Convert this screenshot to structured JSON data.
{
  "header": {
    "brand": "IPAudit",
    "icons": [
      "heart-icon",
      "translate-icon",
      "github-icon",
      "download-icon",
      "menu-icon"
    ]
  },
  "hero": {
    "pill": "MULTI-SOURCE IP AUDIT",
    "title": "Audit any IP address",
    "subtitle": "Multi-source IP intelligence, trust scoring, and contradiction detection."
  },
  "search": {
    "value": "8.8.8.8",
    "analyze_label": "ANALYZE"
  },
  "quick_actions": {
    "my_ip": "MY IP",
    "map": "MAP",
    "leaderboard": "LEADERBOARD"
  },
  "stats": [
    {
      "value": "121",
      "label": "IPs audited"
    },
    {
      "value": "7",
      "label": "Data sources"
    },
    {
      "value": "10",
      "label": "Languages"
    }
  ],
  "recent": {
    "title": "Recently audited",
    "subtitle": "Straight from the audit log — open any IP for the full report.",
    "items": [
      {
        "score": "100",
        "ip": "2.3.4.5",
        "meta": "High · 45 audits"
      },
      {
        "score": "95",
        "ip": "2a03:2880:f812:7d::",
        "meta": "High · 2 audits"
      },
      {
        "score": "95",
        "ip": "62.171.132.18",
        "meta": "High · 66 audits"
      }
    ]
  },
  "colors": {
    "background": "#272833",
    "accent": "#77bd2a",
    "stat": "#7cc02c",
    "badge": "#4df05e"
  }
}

What you will do:
All of the material must be reproduced exactly.

Task output:
Convert this screenshot to structured JSON data.
{
  "header": {
    "brand": "IPAudit",
    "icons": [
      "heart-icon",
      "translate-icon",
      "github-icon",
      "download-icon",
      "menu-icon"
    ]
  },
  "hero": {
    "pill": "MULTI-SOURCE IP AUDIT",
    "title": "Audit any IP address",
    "subtitle": "Multi-source IP intelligence, trust scoring, and contradiction detection."
  },
  "search": {
    "value": "8.8.8.8",
    "analyze_label": "ANALYZE"
  },
  "quick_actions": {
    "my_ip": "MY IP",
    "map": "MAP",
    "leaderboard": "LEADERBOARD"
  },
  "stats": [
    {
      "value": "121",
      "label": "IPs audited"
    },
    {
      "value": "7",
      "label": "Data sources"
    },
    {
      "value": "10",
      "label": "Languages"
    }
  ],
  "recent": {
    "title": "Recently audited",
    "subtitle": "Straight from the audit log — open any IP for the full report.",
    "items": [
      {
        "score": "100",
        "ip": "2.3.4.5",
        "meta": "High · 45 audits"
      },
      {
        "score": "95",
        "ip": "2a03:2880:f812:7d::",
        "meta": "High · 2 audits"
      },
      {
        "score": "95",
        "ip": "62.171.132.18",
        "meta": "High · 66 audits"
      }
    ]
  },
  "colors": {
    "background": "#272833",
    "accent": "#77bd2a",
    "stat": "#7cc02c",
    "badge": "#4df05e"
  }
}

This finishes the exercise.